*EXERCISE PROMPT*
Are you able to retype all the records below exactly?

*RECORD EXTRACTS*
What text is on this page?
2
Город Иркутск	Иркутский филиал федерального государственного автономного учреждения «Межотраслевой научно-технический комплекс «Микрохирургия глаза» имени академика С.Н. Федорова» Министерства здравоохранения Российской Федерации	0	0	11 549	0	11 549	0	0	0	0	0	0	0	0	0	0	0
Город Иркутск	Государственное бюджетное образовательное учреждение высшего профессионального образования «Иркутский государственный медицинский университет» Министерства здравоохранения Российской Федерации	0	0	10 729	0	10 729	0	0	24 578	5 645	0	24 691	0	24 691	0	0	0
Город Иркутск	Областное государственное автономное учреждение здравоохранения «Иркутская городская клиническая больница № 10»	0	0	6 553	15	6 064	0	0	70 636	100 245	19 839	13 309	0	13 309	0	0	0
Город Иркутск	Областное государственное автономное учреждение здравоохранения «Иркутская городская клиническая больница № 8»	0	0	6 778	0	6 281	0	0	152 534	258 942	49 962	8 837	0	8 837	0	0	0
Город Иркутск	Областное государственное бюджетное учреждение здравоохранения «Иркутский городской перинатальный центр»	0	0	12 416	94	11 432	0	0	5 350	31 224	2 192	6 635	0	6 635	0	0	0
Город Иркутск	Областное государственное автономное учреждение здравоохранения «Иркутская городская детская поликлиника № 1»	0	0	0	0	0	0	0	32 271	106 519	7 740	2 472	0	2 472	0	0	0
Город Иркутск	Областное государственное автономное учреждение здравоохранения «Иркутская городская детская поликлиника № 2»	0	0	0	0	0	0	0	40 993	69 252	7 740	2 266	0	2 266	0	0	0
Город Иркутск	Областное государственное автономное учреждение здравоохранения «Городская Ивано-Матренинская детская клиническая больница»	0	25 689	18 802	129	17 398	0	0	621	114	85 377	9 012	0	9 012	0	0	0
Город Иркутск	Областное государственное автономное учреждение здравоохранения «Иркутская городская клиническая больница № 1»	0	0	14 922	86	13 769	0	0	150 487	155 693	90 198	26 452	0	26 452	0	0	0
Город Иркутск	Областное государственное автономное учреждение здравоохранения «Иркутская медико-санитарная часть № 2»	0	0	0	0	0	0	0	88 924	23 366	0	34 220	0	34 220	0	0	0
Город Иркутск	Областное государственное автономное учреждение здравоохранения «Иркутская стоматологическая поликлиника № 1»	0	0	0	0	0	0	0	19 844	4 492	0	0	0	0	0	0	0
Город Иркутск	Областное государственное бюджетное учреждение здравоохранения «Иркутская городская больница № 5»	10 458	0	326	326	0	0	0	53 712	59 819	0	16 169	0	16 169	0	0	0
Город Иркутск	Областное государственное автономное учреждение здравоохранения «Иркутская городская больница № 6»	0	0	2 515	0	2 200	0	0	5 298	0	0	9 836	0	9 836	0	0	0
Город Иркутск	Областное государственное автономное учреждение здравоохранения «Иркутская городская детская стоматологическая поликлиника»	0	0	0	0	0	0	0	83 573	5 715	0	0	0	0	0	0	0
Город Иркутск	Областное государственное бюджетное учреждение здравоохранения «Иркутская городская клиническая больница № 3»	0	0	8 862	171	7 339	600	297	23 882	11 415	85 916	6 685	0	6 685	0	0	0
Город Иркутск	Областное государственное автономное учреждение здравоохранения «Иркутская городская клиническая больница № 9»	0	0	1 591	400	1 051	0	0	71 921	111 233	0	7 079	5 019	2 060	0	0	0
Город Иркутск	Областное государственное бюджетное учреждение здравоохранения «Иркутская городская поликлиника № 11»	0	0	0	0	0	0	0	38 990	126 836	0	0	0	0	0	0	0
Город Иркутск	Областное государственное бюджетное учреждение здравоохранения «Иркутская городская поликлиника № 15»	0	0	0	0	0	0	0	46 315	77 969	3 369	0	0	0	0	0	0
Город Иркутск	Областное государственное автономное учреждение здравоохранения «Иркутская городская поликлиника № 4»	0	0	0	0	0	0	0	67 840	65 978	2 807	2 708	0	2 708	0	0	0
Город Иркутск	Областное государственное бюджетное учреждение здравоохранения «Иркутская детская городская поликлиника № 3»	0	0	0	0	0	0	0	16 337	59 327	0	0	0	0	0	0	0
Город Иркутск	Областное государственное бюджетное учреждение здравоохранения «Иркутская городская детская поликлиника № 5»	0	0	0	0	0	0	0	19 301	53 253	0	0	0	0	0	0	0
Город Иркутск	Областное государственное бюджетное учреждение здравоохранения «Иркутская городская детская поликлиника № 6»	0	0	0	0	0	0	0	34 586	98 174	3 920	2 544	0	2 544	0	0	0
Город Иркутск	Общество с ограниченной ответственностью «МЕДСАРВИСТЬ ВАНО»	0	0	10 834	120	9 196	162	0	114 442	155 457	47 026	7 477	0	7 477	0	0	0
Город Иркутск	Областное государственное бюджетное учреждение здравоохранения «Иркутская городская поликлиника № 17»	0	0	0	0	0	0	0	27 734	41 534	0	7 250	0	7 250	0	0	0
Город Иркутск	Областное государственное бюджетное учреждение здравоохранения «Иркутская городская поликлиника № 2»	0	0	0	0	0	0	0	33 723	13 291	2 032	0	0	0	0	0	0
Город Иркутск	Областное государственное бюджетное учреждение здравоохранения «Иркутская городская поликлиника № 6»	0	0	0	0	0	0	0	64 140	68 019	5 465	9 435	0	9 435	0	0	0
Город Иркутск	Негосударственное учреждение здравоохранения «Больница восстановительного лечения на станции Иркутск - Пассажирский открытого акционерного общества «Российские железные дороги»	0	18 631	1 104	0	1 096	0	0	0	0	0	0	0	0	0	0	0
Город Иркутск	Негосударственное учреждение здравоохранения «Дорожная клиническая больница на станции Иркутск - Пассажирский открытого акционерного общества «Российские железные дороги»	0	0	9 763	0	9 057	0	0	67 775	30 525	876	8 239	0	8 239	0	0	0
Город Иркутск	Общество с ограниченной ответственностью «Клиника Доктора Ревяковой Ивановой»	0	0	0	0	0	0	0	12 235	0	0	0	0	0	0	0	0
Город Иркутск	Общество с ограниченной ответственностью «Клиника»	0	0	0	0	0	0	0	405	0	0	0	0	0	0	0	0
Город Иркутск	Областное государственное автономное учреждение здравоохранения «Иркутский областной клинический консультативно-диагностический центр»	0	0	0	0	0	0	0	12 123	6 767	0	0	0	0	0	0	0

*RESPONSE FOR THIS EXERCISE*
What text is on this page?
2
Город Иркутск	Иркутский филиал федерального государственного автономного учреждения «Межотраслевой научно-технический комплекс «Микрохирургия глаза» имени академика С.Н. Федорова» Министерства здравоохранения Российской Федерации	0	0	11 549	0	11 549	0	0	0	0	0	0	0	0	0	0	0
Город Иркутск	Государственное бюджетное образовательное учреждение высшего профессионального образования «Иркутский государственный медицинский университет» Министерства здравоохранения Российской Федерации	0	0	10 729	0	10 729	0	0	24 578	5 645	0	24 691	0	24 691	0	0	0
Город Иркутск	Областное государственное автономное учреждение здравоохранения «Иркутская городская клиническая больница № 10»	0	0	6 553	15	6 064	0	0	70 636	100 245	19 839	13 309	0	13 309	0	0	0
Город Иркутск	Областное государственное автономное учреждение здравоохранения «Иркутская городская клиническая больница № 8»	0	0	6 778	0	6 281	0	0	152 534	258 942	49 962	8 837	0	8 837	0	0	0
Город Иркутск	Областное государственное бюджетное учреждение здравоохранения «Иркутский городской перинатальный центр»	0	0	12 416	94	11 432	0	0	5 350	31 224	2 192	6 635	0	6 635	0	0	0
Город Иркутск	Областное государственное автономное учреждение здравоохранения «Иркутская городская детская поликлиника № 1»	0	0	0	0	0	0	0	32 271	106 519	7 740	2 472	0	2 472	0	0	0
Город Иркутск	Областное государственное автономное учреждение здравоохранения «Иркутская городская детская поликлиника № 2»	0	0	0	0	0	0	0	40 993	69 252	7 740	2 266	0	2 266	0	0	0
Город Иркутск	Областное государственное автономное учреждение здравоохранения «Городская Ивано-Матренинская детская клиническая больница»	0	25 689	18 802	129	17 398	0	0	621	114	85 377	9 012	0	9 012	0	0	0
Город Иркутск	Областное государственное автономное учреждение здравоохранения «Иркутская городская клиническая больница № 1»	0	0	14 922	86	13 769	0	0	150 487	155 693	90 198	26 452	0	26 452	0	0	0
Город Иркутск	Областное государственное автономное учреждение здравоохранения «Иркутская медико-санитарная часть № 2»	0	0	0	0	0	0	0	88 924	23 366	0	34 220	0	34 220	0	0	0
Город Иркутск	Областное государственное автономное учреждение здравоохранения «Иркутская стоматологическая поликлиника № 1»	0	0	0	0	0	0	0	19 844	4 492	0	0	0	0	0	0	0
Город Иркутск	Областное государственное бюджетное учреждение здравоохранения «Иркутская городская больница № 5»	10 458	0	326	326	0	0	0	53 712	59 819	0	16 169	0	16 169	0	0	0
Город Иркутск	Областное государственное автономное учреждение здравоохранения «Иркутская городская больница № 6»	0	0	2 515	0	2 200	0	0	5 298	0	0	9 836	0	9 836	0	0	0
Город Иркутск	Областное государственное автономное учреждение здравоохранения «Иркутская городская детская стоматологическая поликлиника»	0	0	0	0	0	0	0	83 573	5 715	0	0	0	0	0	0	0
Город Иркутск	Областное государственное бюджетное учреждение здравоохранения «Иркутская городская клиническая больница № 3»	0	0	8 862	171	7 339	600	297	23 882	11 415	85 916	6 685	0	6 685	0	0	0
Город Иркутск	Областное государственное автономное учреждение здравоохранения «Иркутская городская клиническая больница № 9»	0	0	1 591	400	1 051	0	0	71 921	111 233	0	7 079	5 019	2 060	0	0	0
Город Иркутск	Областное государственное бюджетное учреждение здравоохранения «Иркутская городская поликлиника № 11»	0	0	0	0	0	0	0	38 990	126 836	0	0	0	0	0	0	0
Город Иркутск	Областное государственное бюджетное учреждение здравоохранения «Иркутская городская поликлиника № 15»	0	0	0	0	0	0	0	46 315	77 969	3 369	0	0	0	0	0	0
Город Иркутск	Областное государственное автономное учреждение здравоохранения «Иркутская городская поликлиника № 4»	0	0	0	0	0	0	0	67 840	65 978	2 807	2 708	0	2 708	0	0	0
Город Иркутск	Областное государственное бюджетное учреждение здравоохранения «Иркутская детская городская поликлиника № 3»	0	0	0	0	0	0	0	16 337	59 327	0	0	0	0	0	0	0
Город Иркутск	Областное государственное бюджетное учреждение здравоохранения «Иркутская городская детская поликлиника № 5»	0	0	0	0	0	0	0	19 301	53 253	0	0	0	0	0	0	0
Город Иркутск	Областное государственное бюджетное учреждение здравоохранения «Иркутская городская детская поликлиника № 6»	0	0	0	0	0	0	0	34 586	98 174	3 920	2 544	0	2 544	0	0	0
Город Иркутск	Общество с ограниченной ответственностью «МЕДСАРВИСТЬ ВАНО»	0	0	10 834	120	9 196	162	0	114 442	155 457	47 026	7 477	0	7 477	0	0	0
Город Иркутск	Областное государственное бюджетное учреждение здравоохранения «Иркутская городская поликлиника № 17»	0	0	0	0	0	0	0	27 734	41 534	0	7 250	0	7 250	0	0	0
Город Иркутск	Областное государственное бюджетное учреждение здравоохранения «Иркутская городская поликлиника № 2»	0	0	0	0	0	0	0	33 723	13 291	2 032	0	0	0	0	0	0
Город Иркутск	Областное государственное бюджетное учреждение здравоохранения «Иркутская городская поликлиника № 6»	0	0	0	0	0	0	0	64 140	68 019	5 465	9 435	0	9 435	0	0	0
Город Иркутск	Негосударственное учреждение здравоохранения «Больница восстановительного лечения на станции Иркутск - Пассажирский открытого акционерного общества «Российские железные дороги»	0	18 631	1 104	0	1 096	0	0	0	0	0	0	0	0	0	0	0
Город Иркутск	Негосударственное учреждение здравоохранения «Дорожная клиническая больница на станции Иркутск - Пассажирский открытого акционерного общества «Российские железные дороги»	0	0	9 763	0	9 057	0	0	67 775	30 525	876	8 239	0	8 239	0	0	0
Город Иркутск	Общество с ограниченной ответственностью «Клиника Доктора Ревяковой Ивановой»	0	0	0	0	0	0	0	12 235	0	0	0	0	0	0	0	0
Город Иркутск	Общество с ограниченной ответственностью «Клиника»	0	0	0	0	0	0	0	405	0	0	0	0	0	0	0	0
Город Иркутск	Областное государственное автономное учреждение здравоохранения «Иркутский областной клинический консультативно-диагностический центр»	0	0	0	0	0	0	0	12 123	6 767	0	0	0	0	0	0	0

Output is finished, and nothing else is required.